§ Challenge: The listing below should be written out exactly; please include all of it.

>>

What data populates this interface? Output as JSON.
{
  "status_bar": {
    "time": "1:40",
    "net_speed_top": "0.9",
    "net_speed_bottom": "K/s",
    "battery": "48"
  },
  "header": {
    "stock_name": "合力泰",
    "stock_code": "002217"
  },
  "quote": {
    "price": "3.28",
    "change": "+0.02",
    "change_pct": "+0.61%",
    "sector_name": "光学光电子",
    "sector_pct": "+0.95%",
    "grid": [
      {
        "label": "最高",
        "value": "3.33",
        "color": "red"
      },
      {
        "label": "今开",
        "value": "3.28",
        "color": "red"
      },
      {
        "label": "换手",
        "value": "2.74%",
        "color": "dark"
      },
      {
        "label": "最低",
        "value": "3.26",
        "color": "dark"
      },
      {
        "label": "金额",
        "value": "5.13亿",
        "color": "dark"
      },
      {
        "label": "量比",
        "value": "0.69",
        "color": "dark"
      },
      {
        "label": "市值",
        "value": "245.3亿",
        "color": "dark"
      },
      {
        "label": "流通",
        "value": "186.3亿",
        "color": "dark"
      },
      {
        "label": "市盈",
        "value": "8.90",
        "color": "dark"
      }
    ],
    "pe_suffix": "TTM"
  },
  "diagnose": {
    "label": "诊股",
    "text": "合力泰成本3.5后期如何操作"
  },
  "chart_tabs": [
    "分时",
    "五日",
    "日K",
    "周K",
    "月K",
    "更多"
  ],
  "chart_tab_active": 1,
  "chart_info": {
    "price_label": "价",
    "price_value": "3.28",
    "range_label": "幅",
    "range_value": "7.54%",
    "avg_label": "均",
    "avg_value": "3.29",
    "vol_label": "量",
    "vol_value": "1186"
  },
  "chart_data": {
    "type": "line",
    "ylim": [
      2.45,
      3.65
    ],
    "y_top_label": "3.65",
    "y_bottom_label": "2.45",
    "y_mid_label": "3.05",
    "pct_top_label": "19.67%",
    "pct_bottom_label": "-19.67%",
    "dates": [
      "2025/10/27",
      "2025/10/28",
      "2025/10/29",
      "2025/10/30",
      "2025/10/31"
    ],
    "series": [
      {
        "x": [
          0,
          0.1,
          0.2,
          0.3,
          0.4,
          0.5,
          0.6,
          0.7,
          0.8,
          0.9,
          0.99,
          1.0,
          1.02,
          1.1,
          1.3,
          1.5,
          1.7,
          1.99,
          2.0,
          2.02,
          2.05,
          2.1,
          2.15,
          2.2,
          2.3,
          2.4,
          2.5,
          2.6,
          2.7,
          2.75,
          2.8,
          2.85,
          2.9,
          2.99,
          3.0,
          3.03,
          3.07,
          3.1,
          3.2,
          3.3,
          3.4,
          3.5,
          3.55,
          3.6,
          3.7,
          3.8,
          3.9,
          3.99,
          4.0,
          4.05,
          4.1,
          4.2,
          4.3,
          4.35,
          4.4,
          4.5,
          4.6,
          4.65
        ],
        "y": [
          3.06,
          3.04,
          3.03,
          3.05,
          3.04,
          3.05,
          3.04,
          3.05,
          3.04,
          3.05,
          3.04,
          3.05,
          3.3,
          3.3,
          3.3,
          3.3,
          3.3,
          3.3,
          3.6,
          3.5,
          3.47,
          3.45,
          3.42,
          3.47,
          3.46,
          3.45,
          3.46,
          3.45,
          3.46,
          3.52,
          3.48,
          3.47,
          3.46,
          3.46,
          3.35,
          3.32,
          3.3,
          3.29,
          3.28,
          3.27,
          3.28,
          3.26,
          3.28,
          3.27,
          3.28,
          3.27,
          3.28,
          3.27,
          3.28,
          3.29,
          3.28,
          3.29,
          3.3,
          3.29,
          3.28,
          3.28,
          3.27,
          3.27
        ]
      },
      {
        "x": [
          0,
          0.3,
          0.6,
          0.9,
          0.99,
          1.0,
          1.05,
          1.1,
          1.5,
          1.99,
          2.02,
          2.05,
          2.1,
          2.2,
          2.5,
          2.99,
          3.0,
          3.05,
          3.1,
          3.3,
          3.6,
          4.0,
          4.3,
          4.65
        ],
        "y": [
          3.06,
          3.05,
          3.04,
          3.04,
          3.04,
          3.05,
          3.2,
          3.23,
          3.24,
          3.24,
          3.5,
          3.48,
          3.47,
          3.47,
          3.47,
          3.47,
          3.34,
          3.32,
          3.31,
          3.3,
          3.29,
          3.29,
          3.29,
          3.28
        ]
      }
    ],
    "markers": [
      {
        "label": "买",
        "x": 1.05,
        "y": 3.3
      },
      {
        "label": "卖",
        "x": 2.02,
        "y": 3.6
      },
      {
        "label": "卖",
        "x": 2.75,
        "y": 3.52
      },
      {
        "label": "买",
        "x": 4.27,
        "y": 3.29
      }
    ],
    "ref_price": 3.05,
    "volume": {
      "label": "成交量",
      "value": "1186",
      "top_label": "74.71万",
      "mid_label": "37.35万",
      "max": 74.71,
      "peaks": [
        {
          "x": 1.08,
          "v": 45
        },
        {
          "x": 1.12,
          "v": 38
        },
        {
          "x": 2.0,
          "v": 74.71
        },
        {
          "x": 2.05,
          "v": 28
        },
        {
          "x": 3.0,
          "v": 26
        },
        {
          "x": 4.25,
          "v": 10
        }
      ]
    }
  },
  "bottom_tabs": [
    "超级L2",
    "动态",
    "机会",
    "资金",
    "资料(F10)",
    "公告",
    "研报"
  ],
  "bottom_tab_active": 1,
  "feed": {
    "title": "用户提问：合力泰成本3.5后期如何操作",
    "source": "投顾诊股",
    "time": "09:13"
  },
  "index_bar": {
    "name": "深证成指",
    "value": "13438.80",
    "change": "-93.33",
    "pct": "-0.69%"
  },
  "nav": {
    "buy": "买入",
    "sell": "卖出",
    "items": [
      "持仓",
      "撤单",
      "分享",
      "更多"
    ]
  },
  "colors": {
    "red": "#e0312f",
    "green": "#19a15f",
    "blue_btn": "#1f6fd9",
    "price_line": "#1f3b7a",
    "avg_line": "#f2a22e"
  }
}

<<

§ Answer below:
What data populates this interface? Output as JSON.
{
  "status_bar": {
    "time": "1:40",
    "net_speed_top": "0.9",
    "net_speed_bottom": "K/s",
    "battery": "48"
  },
  "header": {
    "stock_name": "合力泰",
    "stock_code": "002217"
  },
  "quote": {
    "price": "3.28",
    "change": "+0.02",
    "change_pct": "+0.61%",
    "sector_name": "光学光电子",
    "sector_pct": "+0.95%",
    "grid": [
      {
        "label": "最高",
        "value": "3.33",
        "color": "red"
      },
      {
        "label": "今开",
        "value": "3.28",
        "color": "red"
      },
      {
        "label": "换手",
        "value": "2.74%",
        "color": "dark"
      },
      {
        "label": "最低",
        "value": "3.26",
        "color": "dark"
      },
      {
        "label": "金额",
        "value": "5.13亿",
        "color": "dark"
      },
      {
        "label": "量比",
        "value": "0.69",
        "color": "dark"
      },
      {
        "label": "市值",
        "value": "245.3亿",
        "color": "dark"
      },
      {
        "label": "流通",
        "value": "186.3亿",
        "color": "dark"
      },
      {
        "label": "市盈",
        "value": "8.90",
        "color": "dark"
      }
    ],
    "pe_suffix": "TTM"
  },
  "diagnose": {
    "label": "诊股",
    "text": "合力泰成本3.5后期如何操作"
  },
  "chart_tabs": [
    "分时",
    "五日",
    "日K",
    "周K",
    "月K",
    "更多"
  ],
  "chart_tab_active": 1,
  "chart_info": {
    "price_label": "价",
    "price_value": "3.28",
    "range_label": "幅",
    "range_value": "7.54%",
    "avg_label": "均",
    "avg_value": "3.29",
    "vol_label": "量",
    "vol_value": "1186"
  },
  "chart_data": {
    "type": "line",
    "ylim": [
      2.45,
      3.65
    ],
    "y_top_label": "3.65",
    "y_bottom_label": "2.45",
    "y_mid_label": "3.05",
    "pct_top_label": "19.67%",
    "pct_bottom_label": "-19.67%",
    "dates": [
      "2025/10/27",
      "2025/10/28",
      "2025/10/29",
      "2025/10/30",
      "2025/10/31"
    ],
    "series": [
      {
        "x": [
          0,
          0.1,
          0.2,
          0.3,
          0.4,
          0.5,
          0.6,
          0.7,
          0.8,
          0.9,
          0.99,
          1.0,
          1.02,
          1.1,
          1.3,
          1.5,
          1.7,
          1.99,
          2.0,
          2.02,
          2.05,
          2.1,
          2.15,
          2.2,
          2.3,
          2.4,
          2.5,
          2.6,
          2.7,
          2.75,
          2.8,
          2.85,
          2.9,
          2.99,
          3.0,
          3.03,
          3.07,
          3.1,
          3.2,
          3.3,
          3.4,
          3.5,
          3.55,
          3.6,
          3.7,
          3.8,
          3.9,
          3.99,
          4.0,
          4.05,
          4.1,
          4.2,
          4.3,
          4.35,
          4.4,
          4.5,
          4.6,
          4.65
        ],
        "y": [
          3.06,
          3.04,
          3.03,
          3.05,
          3.04,
          3.05,
          3.04,
          3.05,
          3.04,
          3.05,
          3.04,
          3.05,
          3.3,
          3.3,
          3.3,
          3.3,
          3.3,
          3.3,
          3.6,
          3.5,
          3.47,
          3.45,
          3.42,
          3.47,
          3.46,
          3.45,
          3.46,
          3.45,
          3.46,
          3.52,
          3.48,
          3.47,
          3.46,
          3.46,
          3.35,
          3.32,
          3.3,
          3.29,
          3.28,
          3.27,
          3.28,
          3.26,
          3.28,
          3.27,
          3.28,
          3.27,
          3.28,
          3.27,
          3.28,
          3.29,
          3.28,
          3.29,
          3.3,
          3.29,
          3.28,
          3.28,
          3.27,
          3.27
        ]
      },
      {
        "x": [
          0,
          0.3,
          0.6,
          0.9,
          0.99,
          1.0,
          1.05,
          1.1,
          1.5,
          1.99,
          2.02,
          2.05,
          2.1,
          2.2,
          2.5,
          2.99,
          3.0,
          3.05,
          3.1,
          3.3,
          3.6,
          4.0,
          4.3,
          4.65
        ],
        "y": [
          3.06,
          3.05,
          3.04,
          3.04,
          3.04,
          3.05,
          3.2,
          3.23,
          3.24,
          3.24,
          3.5,
          3.48,
          3.47,
          3.47,
          3.47,
          3.47,
          3.34,
          3.32,
          3.31,
          3.3,
          3.29,
          3.29,
          3.29,
          3.28
        ]
      }
    ],
    "markers": [
      {
        "label": "买",
        "x": 1.05,
        "y": 3.3
      },
      {
        "label": "卖",
        "x": 2.02,
        "y": 3.6
      },
      {
        "label": "卖",
        "x": 2.75,
        "y": 3.52
      },
      {
        "label": "买",
        "x": 4.27,
        "y": 3.29
      }
    ],
    "ref_price": 3.05,
    "volume": {
      "label": "成交量",
      "value": "1186",
      "top_label": "74.71万",
      "mid_label": "37.35万",
      "max": 74.71,
      "peaks": [
        {
          "x": 1.08,
          "v": 45
        },
        {
          "x": 1.12,
          "v": 38
        },
        {
          "x": 2.0,
          "v": 74.71
        },
        {
          "x": 2.05,
          "v": 28
        },
        {
          "x": 3.0,
          "v": 26
        },
        {
          "x": 4.25,
          "v": 10
        }
      ]
    }
  },
  "bottom_tabs": [
    "超级L2",
    "动态",
    "机会",
    "资金",
    "资料(F10)",
    "公告",
    "研报"
  ],
  "bottom_tab_active": 1,
  "feed": {
    "title": "用户提问：合力泰成本3.5后期如何操作",
    "source": "投顾诊股",
    "time": "09:13"
  },
  "index_bar": {
    "name": "深证成指",
    "value": "13438.80",
    "change": "-93.33",
    "pct": "-0.69%"
  },
  "nav": {
    "buy": "买入",
    "sell": "卖出",
    "items": [
      "持仓",
      "撤单",
      "分享",
      "更多"
    ]
  },
  "colors": {
    "red": "#e0312f",
    "green": "#19a15f",
    "blue_btn": "#1f6fd9",
    "price_line": "#1f3b7a",
    "avg_line": "#f2a22e"
  }
}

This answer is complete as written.